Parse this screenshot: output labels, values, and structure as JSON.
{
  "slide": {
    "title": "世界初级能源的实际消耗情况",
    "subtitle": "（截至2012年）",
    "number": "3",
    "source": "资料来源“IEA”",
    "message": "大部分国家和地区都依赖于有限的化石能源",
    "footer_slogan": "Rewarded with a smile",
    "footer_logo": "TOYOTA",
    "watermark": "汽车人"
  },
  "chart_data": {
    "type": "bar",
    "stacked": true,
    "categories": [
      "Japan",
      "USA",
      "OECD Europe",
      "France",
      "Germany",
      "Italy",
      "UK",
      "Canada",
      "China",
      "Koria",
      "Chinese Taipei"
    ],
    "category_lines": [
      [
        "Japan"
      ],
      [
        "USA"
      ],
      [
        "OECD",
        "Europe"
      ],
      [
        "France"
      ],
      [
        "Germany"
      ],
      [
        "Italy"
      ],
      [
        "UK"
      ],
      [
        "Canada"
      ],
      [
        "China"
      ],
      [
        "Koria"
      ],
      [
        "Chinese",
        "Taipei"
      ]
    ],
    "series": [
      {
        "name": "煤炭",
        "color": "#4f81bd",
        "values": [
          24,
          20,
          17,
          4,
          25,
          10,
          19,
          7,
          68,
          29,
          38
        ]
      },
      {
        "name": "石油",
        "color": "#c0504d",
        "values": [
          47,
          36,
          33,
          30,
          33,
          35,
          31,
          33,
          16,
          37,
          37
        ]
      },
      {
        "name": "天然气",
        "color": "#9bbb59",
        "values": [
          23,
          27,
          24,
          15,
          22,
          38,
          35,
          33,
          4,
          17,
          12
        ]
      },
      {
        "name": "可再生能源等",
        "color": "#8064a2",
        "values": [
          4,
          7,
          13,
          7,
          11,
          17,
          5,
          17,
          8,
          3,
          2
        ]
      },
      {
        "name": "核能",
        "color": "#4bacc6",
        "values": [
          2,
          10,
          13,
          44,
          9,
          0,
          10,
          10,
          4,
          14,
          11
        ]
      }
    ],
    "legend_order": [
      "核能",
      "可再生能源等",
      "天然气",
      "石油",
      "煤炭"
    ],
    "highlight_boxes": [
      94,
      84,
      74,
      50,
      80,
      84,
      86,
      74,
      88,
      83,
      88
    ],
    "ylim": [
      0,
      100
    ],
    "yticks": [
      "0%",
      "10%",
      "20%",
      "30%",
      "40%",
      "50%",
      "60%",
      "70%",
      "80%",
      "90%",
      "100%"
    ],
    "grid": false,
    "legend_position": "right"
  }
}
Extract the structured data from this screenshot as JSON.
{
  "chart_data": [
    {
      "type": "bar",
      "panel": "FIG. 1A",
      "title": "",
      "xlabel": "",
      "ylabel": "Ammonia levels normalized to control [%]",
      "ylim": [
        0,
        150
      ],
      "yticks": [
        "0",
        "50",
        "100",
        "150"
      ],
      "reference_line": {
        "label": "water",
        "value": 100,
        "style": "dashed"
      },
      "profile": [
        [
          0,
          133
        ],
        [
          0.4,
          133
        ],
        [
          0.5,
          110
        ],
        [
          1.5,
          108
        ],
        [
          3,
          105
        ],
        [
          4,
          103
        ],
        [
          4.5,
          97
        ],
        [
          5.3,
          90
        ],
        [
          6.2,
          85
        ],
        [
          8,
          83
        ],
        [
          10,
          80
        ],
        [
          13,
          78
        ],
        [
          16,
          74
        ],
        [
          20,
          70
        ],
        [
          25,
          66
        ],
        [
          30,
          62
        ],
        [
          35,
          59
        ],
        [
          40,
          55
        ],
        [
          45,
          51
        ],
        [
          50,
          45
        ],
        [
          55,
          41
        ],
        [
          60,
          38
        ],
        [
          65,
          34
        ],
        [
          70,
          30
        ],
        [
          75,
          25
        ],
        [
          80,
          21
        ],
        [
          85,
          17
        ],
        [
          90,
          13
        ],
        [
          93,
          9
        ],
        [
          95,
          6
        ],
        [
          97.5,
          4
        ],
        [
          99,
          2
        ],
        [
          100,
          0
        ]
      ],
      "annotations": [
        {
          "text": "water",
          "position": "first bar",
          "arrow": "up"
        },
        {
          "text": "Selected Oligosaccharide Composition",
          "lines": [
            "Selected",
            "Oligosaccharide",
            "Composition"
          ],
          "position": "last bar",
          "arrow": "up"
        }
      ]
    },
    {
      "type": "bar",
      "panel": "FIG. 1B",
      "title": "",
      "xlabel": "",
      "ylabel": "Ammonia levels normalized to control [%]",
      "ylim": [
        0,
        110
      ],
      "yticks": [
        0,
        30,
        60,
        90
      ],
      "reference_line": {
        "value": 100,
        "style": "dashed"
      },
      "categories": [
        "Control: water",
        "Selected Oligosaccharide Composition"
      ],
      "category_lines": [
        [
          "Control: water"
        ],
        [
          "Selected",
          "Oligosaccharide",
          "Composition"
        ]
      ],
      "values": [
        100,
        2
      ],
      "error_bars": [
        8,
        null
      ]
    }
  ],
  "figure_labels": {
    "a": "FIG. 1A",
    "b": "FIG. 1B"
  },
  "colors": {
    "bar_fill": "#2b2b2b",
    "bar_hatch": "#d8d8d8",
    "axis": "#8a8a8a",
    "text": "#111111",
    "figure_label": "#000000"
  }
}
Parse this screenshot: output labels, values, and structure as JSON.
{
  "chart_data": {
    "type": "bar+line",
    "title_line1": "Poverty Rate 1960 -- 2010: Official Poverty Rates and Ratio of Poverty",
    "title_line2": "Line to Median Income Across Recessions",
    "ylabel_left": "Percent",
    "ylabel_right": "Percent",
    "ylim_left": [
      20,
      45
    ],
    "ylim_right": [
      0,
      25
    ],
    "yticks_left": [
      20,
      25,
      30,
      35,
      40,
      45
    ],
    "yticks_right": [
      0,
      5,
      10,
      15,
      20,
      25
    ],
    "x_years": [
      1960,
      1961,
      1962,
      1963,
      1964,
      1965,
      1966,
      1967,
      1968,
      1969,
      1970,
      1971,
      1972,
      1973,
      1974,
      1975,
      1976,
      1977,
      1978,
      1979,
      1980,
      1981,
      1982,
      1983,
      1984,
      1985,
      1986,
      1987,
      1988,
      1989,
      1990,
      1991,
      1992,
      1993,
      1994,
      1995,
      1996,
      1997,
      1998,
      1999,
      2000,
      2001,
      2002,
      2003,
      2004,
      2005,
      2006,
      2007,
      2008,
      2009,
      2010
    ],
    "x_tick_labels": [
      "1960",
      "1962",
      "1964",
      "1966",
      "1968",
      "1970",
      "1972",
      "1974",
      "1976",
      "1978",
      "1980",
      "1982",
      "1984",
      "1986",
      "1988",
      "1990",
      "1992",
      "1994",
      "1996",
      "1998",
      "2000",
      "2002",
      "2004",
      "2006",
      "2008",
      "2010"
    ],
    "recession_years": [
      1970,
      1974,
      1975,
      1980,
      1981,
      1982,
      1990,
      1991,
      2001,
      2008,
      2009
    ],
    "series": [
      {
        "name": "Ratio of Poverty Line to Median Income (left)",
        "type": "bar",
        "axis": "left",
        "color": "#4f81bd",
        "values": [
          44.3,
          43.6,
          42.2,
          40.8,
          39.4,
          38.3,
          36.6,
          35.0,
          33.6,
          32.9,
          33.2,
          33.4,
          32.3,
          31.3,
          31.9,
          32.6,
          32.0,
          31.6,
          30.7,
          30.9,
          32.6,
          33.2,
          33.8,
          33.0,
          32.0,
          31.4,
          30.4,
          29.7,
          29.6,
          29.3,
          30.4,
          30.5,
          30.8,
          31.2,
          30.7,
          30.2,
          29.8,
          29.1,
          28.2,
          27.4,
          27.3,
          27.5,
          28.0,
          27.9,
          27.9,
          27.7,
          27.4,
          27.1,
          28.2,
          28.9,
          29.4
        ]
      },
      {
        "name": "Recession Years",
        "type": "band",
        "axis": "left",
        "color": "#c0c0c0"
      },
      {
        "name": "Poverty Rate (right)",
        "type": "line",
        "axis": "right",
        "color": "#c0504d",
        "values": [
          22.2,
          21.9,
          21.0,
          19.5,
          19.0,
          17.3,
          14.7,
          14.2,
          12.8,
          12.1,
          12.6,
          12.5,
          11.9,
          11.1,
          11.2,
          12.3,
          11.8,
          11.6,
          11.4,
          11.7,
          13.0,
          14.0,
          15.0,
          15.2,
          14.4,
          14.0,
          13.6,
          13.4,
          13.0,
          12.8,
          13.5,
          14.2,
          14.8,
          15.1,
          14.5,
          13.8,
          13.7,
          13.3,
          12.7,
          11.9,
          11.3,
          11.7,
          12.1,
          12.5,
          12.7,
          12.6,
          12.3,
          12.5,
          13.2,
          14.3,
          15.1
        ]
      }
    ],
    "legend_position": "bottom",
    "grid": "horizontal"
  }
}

★ ★ ★ ★ ★ ★ ★

• _What to work on_:
Scan the material above. Return every line containing the string "Composition".

• _Response to this exercise_:
          "text": "Selected Oligosaccharide Composition",
            "Composition"
        "Selected Oligosaccharide Composition"
          "Composition"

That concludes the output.